• [Written instruction]
Retype every entry in its entirety, without alteration.

BEGIN Provided information

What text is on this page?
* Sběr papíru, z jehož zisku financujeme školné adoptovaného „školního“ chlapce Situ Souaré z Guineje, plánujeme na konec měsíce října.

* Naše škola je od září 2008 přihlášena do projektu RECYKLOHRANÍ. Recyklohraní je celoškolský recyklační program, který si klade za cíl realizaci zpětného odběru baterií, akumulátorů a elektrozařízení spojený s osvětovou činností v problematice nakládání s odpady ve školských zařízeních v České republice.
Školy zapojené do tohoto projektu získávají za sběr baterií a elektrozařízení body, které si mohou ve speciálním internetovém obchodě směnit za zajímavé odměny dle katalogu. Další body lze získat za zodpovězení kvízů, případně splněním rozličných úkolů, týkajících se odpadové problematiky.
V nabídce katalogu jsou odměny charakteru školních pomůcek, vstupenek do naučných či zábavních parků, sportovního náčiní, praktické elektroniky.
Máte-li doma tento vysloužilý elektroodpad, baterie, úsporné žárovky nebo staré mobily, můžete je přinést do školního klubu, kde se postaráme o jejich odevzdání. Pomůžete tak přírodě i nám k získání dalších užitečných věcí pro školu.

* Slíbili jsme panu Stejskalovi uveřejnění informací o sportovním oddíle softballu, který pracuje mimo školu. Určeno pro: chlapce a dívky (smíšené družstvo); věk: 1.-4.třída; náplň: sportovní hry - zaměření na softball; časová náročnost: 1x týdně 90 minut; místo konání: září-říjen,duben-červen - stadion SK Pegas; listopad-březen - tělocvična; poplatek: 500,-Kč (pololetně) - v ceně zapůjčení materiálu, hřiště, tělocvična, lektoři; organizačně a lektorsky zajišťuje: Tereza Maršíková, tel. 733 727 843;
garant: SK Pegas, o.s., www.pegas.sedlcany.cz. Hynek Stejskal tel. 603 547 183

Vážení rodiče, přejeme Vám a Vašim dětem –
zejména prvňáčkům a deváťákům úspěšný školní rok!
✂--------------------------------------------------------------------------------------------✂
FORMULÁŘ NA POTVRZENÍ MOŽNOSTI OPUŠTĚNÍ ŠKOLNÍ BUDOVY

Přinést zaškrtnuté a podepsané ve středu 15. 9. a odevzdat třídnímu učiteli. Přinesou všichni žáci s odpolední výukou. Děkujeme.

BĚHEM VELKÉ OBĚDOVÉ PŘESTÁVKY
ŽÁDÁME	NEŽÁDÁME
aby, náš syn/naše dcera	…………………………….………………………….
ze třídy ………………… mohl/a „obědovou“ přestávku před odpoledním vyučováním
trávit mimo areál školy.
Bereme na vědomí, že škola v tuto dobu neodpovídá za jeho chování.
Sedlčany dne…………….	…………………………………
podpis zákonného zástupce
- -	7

END Provided information

• [Response to the task]
What text is on this page?
* Sběr papíru, z jehož zisku financujeme školné adoptovaného „školního“ chlapce Situ Souaré z Guineje, plánujeme na konec měsíce října.

* Naše škola je od září 2008 přihlášena do projektu RECYKLOHRANÍ. Recyklohraní je celoškolský recyklační program, který si klade za cíl realizaci zpětného odběru baterií, akumulátorů a elektrozařízení spojený s osvětovou činností v problematice nakládání s odpady ve školských zařízeních v České republice.
Školy zapojené do tohoto projektu získávají za sběr baterií a elektrozařízení body, které si mohou ve speciálním internetovém obchodě směnit za zajímavé odměny dle katalogu. Další body lze získat za zodpovězení kvízů, případně splněním rozličných úkolů, týkajících se odpadové problematiky.
V nabídce katalogu jsou odměny charakteru školních pomůcek, vstupenek do naučných či zábavních parků, sportovního náčiní, praktické elektroniky.
Máte-li doma tento vysloužilý elektroodpad, baterie, úsporné žárovky nebo staré mobily, můžete je přinést do školního klubu, kde se postaráme o jejich odevzdání. Pomůžete tak přírodě i nám k získání dalších užitečných věcí pro školu.

* Slíbili jsme panu Stejskalovi uveřejnění informací o sportovním oddíle softballu, který pracuje mimo školu. Určeno pro: chlapce a dívky (smíšené družstvo); věk: 1.-4.třída; náplň: sportovní hry - zaměření na softball; časová náročnost: 1x týdně 90 minut; místo konání: září-říjen,duben-červen - stadion SK Pegas; listopad-březen - tělocvična; poplatek: 500,-Kč (pololetně) - v ceně zapůjčení materiálu, hřiště, tělocvična, lektoři; organizačně a lektorsky zajišťuje: Tereza Maršíková, tel. 733 727 843;
garant: SK Pegas, o.s., www.pegas.sedlcany.cz. Hynek Stejskal tel. 603 547 183

Vážení rodiče, přejeme Vám a Vašim dětem –
zejména prvňáčkům a deváťákům úspěšný školní rok!
✂--------------------------------------------------------------------------------------------✂
FORMULÁŘ NA POTVRZENÍ MOŽNOSTI OPUŠTĚNÍ ŠKOLNÍ BUDOVY

Přinést zaškrtnuté a podepsané ve středu 15. 9. a odevzdat třídnímu učiteli. Přinesou všichni žáci s odpolední výukou. Děkujeme.

BĚHEM VELKÉ OBĚDOVÉ PŘESTÁVKY
ŽÁDÁME	NEŽÁDÁME
aby, náš syn/naše dcera	…………………………….………………………….
ze třídy ………………… mohl/a „obědovou“ přestávku před odpoledním vyučováním
trávit mimo areál školy.
Bereme na vědomí, že škola v tuto dobu neodpovídá za jeho chování.
Sedlčany dne…………….	…………………………………
podpis zákonného zástupce
- -	7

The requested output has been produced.